> _What you are asked to do_:
Transcribe all of the material below word for word and leave out its pictures.
++++ Input for this task ++++
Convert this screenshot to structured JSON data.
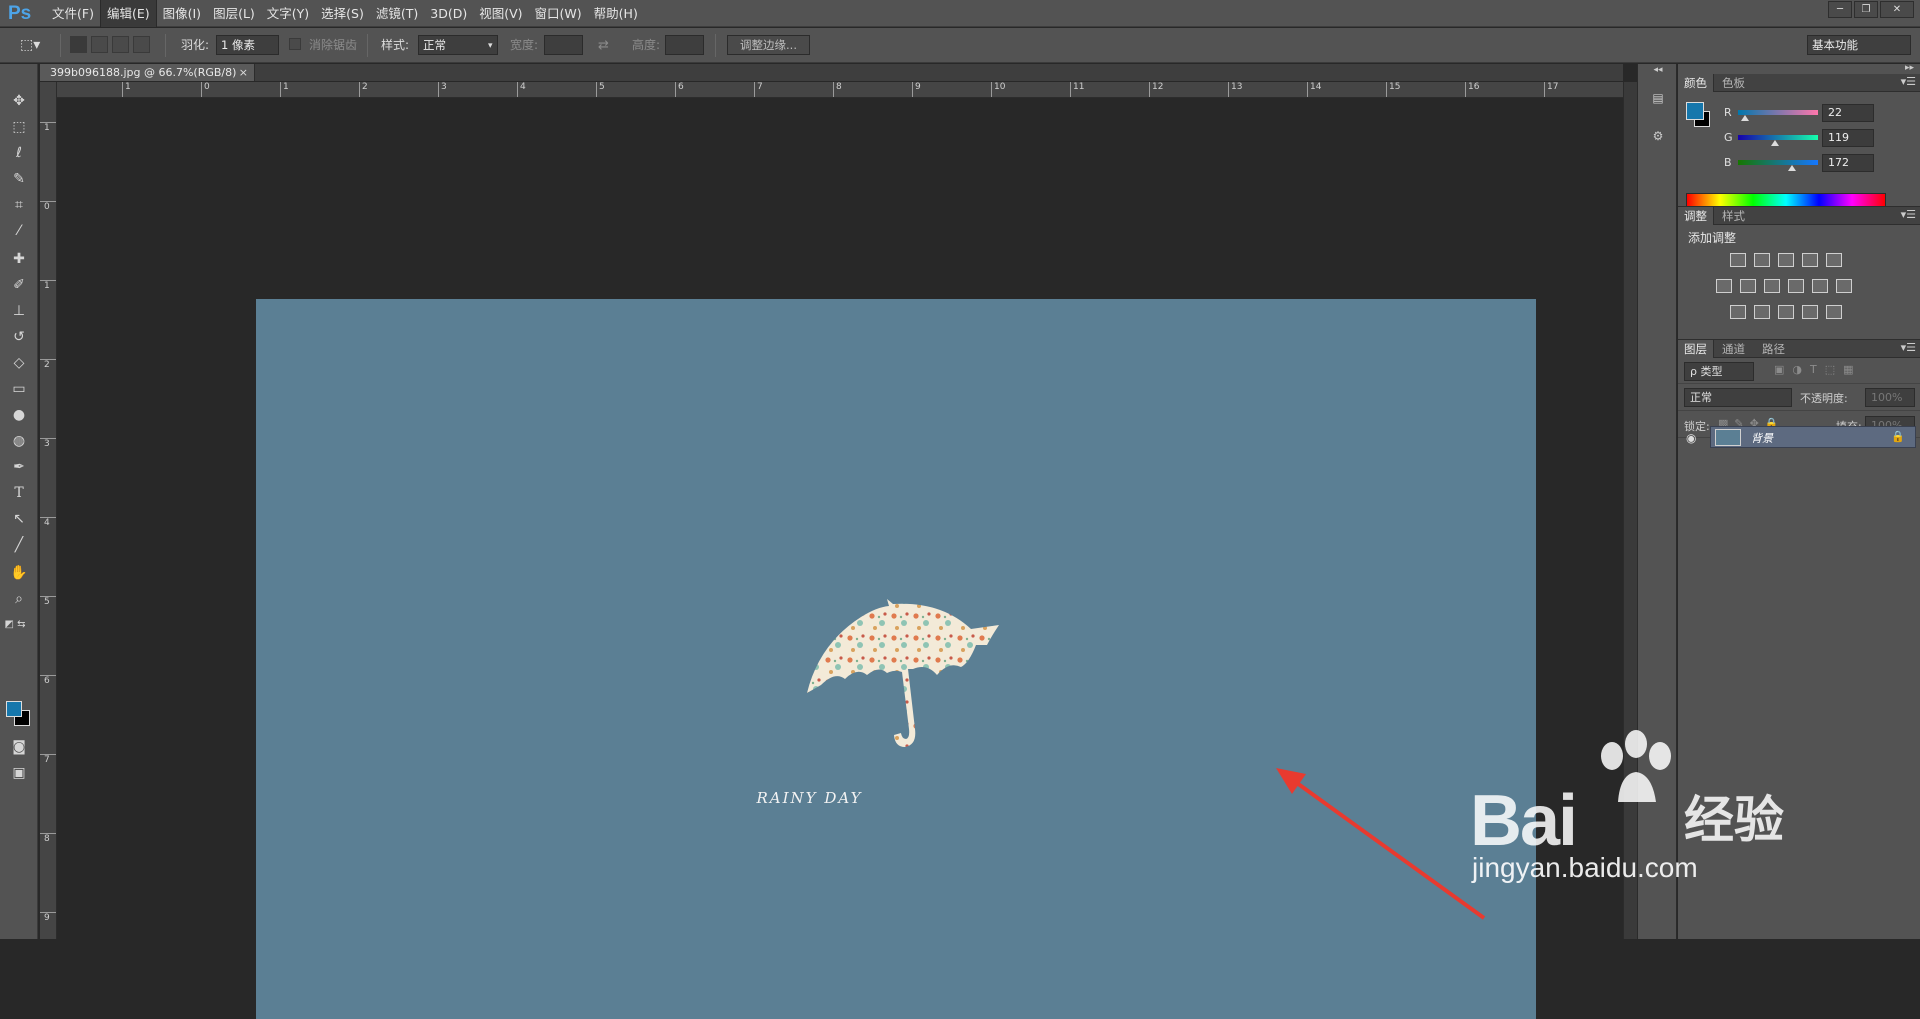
{
  "app": {
    "logo": "Ps"
  },
  "menu": [
    "文件(F)",
    "编辑(E)",
    "图像(I)",
    "图层(L)",
    "文字(Y)",
    "选择(S)",
    "滤镜(T)",
    "3D(D)",
    "视图(V)",
    "窗口(W)",
    "帮助(H)"
  ],
  "active_menu": "编辑(E)",
  "window_controls": {
    "minimize": "─",
    "restore": "❐",
    "close": "✕"
  },
  "options": {
    "feather_label": "羽化:",
    "feather_value": "1 像素",
    "antialias_label": "消除锯齿",
    "style_label": "样式:",
    "style_value": "正常",
    "width_label": "宽度:",
    "height_label": "高度:",
    "refine_edge": "调整边缘...",
    "workspace_value": "基本功能"
  },
  "document": {
    "tab_title": "399b096188.jpg @ 66.7%(RGB/8)",
    "close": "×",
    "caption": "RAINY DAY",
    "canvas_color": "#5b7f94"
  },
  "rulers": {
    "horizontal": [
      "1",
      "0",
      "1",
      "2",
      "3",
      "4",
      "5",
      "6",
      "7",
      "8",
      "9",
      "10",
      "11",
      "12",
      "13",
      "14",
      "15",
      "16",
      "17"
    ],
    "vertical": [
      "1",
      "0",
      "1",
      "2",
      "3",
      "4",
      "5",
      "6",
      "7",
      "8",
      "9"
    ]
  },
  "color_panel": {
    "tabs": [
      "颜色",
      "色板"
    ],
    "channels": [
      {
        "label": "R",
        "value": "22",
        "fraction": 0.086
      },
      {
        "label": "G",
        "value": "119",
        "fraction": 0.467
      },
      {
        "label": "B",
        "value": "172",
        "fraction": 0.675
      }
    ],
    "foreground": "#1677ac",
    "background": "#000000"
  },
  "adjust_panel": {
    "tabs": [
      "调整",
      "样式"
    ],
    "title": "添加调整"
  },
  "layers_panel": {
    "tabs": [
      "图层",
      "通道",
      "路径"
    ],
    "filter_label": "ρ 类型",
    "blend_mode": "正常",
    "opacity_label": "不透明度:",
    "opacity_value": "100%",
    "lock_label": "锁定:",
    "fill_label": "填充:",
    "fill_value": "100%",
    "layers": [
      {
        "name": "背景"
      }
    ]
  },
  "watermark": {
    "brand": "Bai",
    "brand_cn": "经验",
    "url": "jingyan.baidu.com"
  }
}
++++
> _Output for this exercise_:
Convert this screenshot to structured JSON data.
{
  "app": {
    "logo": "Ps"
  },
  "menu": [
    "文件(F)",
    "编辑(E)",
    "图像(I)",
    "图层(L)",
    "文字(Y)",
    "选择(S)",
    "滤镜(T)",
    "3D(D)",
    "视图(V)",
    "窗口(W)",
    "帮助(H)"
  ],
  "active_menu": "编辑(E)",
  "window_controls": {
    "minimize": "─",
    "restore": "❐",
    "close": "✕"
  },
  "options": {
    "feather_label": "羽化:",
    "feather_value": "1 像素",
    "antialias_label": "消除锯齿",
    "style_label": "样式:",
    "style_value": "正常",
    "width_label": "宽度:",
    "height_label": "高度:",
    "refine_edge": "调整边缘...",
    "workspace_value": "基本功能"
  },
  "document": {
    "tab_title": "399b096188.jpg @ 66.7%(RGB/8)",
    "close": "×",
    "caption": "RAINY DAY",
    "canvas_color": "#5b7f94"
  },
  "rulers": {
    "horizontal": [
      "1",
      "0",
      "1",
      "2",
      "3",
      "4",
      "5",
      "6",
      "7",
      "8",
      "9",
      "10",
      "11",
      "12",
      "13",
      "14",
      "15",
      "16",
      "17"
    ],
    "vertical": [
      "1",
      "0",
      "1",
      "2",
      "3",
      "4",
      "5",
      "6",
      "7",
      "8",
      "9"
    ]
  },
  "color_panel": {
    "tabs": [
      "颜色",
      "色板"
    ],
    "channels": [
      {
        "label": "R",
        "value": "22",
        "fraction": 0.086
      },
      {
        "label": "G",
        "value": "119",
        "fraction": 0.467
      },
      {
        "label": "B",
        "value": "172",
        "fraction": 0.675
      }
    ],
    "foreground": "#1677ac",
    "background": "#000000"
  },
  "adjust_panel": {
    "tabs": [
      "调整",
      "样式"
    ],
    "title": "添加调整"
  },
  "layers_panel": {
    "tabs": [
      "图层",
      "通道",
      "路径"
    ],
    "filter_label": "ρ 类型",
    "blend_mode": "正常",
    "opacity_label": "不透明度:",
    "opacity_value": "100%",
    "lock_label": "锁定:",
    "fill_label": "填充:",
    "fill_value": "100%",
    "layers": [
      {
        "name": "背景"
      }
    ]
  },
  "watermark": {
    "brand": "Bai",
    "brand_cn": "经验",
    "url": "jingyan.baidu.com"
  }
}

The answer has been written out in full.